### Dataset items
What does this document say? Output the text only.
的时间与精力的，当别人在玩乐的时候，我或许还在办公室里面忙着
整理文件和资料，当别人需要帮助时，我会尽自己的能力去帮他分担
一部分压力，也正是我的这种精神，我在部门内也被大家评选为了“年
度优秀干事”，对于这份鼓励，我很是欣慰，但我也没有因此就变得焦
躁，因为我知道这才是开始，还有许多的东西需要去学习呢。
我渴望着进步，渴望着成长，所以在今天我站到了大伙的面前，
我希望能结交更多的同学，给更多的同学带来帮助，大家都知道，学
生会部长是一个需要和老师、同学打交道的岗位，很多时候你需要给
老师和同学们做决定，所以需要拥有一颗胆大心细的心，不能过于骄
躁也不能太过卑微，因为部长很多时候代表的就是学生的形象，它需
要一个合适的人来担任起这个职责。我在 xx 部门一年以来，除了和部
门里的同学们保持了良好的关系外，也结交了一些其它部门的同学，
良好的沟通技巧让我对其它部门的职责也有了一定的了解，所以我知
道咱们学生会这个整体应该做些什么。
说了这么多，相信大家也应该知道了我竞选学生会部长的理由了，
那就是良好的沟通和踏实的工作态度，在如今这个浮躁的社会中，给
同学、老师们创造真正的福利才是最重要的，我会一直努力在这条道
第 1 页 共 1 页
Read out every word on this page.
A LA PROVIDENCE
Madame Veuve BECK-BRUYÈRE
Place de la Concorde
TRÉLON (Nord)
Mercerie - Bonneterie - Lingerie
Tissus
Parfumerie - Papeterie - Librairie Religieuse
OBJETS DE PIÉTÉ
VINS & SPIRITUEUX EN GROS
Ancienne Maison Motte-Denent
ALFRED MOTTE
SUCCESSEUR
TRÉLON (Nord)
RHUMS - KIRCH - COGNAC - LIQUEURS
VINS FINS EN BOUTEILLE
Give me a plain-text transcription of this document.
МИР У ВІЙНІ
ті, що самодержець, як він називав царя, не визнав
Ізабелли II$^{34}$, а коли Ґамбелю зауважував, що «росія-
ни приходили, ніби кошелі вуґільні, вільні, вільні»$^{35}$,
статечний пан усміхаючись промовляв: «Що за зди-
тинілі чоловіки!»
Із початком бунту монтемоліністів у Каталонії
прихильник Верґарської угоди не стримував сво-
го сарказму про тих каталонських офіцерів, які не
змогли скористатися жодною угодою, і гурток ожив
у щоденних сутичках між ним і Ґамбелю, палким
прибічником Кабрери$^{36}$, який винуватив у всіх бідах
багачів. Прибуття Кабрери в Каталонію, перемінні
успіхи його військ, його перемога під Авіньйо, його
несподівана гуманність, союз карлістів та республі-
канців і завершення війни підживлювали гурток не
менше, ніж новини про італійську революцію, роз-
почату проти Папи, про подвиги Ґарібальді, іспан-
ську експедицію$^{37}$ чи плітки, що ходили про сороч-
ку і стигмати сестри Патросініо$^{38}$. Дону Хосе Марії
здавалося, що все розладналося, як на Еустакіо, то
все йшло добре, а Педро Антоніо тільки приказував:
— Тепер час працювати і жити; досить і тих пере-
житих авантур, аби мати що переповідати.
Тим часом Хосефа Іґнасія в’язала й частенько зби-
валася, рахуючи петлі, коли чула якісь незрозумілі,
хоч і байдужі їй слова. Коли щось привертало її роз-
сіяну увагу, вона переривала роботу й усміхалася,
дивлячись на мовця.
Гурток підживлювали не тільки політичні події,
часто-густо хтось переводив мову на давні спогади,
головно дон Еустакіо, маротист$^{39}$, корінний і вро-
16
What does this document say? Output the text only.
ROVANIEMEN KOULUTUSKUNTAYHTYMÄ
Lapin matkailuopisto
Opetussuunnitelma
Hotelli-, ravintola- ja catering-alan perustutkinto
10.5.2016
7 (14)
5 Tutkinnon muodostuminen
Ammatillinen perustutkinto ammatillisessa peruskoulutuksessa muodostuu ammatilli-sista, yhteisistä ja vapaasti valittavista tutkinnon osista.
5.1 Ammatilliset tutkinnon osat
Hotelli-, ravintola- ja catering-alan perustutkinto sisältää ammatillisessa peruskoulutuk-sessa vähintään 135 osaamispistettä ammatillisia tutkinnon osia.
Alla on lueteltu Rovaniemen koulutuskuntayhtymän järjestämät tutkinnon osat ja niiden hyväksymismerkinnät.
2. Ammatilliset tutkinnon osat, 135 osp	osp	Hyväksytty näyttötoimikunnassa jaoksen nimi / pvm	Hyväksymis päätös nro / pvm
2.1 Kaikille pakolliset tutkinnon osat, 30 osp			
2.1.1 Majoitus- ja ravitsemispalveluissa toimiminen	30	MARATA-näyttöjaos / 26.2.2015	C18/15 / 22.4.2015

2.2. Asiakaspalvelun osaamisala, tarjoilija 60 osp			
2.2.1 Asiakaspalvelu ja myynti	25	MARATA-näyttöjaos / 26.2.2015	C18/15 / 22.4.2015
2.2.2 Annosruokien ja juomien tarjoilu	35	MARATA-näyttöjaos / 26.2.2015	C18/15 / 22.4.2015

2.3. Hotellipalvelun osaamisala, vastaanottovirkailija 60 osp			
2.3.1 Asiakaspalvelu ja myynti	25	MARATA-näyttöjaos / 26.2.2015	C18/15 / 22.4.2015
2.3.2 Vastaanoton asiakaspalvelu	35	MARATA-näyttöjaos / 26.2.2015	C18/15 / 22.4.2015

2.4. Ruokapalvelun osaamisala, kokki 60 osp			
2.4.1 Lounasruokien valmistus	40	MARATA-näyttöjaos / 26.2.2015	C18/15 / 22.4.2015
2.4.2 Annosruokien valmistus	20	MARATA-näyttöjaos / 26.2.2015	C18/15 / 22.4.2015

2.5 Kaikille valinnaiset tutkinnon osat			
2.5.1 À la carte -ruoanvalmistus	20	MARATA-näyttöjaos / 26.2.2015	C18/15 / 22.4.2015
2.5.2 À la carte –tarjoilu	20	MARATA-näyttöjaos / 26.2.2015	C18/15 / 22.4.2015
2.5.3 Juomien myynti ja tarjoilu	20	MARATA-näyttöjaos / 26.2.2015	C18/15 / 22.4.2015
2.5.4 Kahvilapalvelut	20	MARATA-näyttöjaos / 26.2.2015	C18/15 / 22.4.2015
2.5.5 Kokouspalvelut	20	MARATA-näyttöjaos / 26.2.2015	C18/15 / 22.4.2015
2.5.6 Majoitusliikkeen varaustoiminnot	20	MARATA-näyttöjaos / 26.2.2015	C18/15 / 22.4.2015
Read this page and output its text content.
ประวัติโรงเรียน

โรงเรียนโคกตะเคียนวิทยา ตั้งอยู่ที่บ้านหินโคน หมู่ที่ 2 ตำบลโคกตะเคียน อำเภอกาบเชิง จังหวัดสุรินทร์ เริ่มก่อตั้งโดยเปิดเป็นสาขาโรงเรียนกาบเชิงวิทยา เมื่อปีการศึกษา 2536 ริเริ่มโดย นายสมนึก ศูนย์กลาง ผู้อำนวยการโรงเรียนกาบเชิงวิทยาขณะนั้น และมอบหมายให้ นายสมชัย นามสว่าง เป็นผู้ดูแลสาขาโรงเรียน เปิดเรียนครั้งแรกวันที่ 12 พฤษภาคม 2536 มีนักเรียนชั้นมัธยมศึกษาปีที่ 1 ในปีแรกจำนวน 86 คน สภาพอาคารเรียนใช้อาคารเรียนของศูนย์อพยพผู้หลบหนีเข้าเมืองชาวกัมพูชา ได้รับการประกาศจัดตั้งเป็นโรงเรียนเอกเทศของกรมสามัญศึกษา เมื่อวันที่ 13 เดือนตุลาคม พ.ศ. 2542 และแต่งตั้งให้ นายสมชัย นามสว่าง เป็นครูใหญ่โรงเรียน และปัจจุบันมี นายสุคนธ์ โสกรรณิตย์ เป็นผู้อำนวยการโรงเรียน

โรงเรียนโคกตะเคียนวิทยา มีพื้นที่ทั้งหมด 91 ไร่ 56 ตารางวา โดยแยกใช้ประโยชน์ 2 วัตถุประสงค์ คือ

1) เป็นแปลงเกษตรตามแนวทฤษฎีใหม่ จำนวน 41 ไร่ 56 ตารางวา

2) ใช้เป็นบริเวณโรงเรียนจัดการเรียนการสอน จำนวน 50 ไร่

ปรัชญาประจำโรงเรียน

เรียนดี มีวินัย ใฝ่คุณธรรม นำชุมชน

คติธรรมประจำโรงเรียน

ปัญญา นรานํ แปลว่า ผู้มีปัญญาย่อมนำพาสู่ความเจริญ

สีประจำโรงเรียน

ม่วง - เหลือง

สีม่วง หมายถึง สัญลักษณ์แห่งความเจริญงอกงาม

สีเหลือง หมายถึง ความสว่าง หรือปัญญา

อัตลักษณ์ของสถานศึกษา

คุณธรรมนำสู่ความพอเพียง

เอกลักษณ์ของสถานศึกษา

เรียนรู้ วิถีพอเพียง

### EXERCISE
Pull out every line of the entries that includes the word "alan".

### TASK ANSWER
Hotelli-, ravintola- ja catering-alan perustutkinto
Hotelli-, ravintola- ja catering-alan perustutkinto sisältää ammatillisessa peruskoulutuk-sessa vähintään 135 osaamispistettä ammatillisia tutkinnon osia.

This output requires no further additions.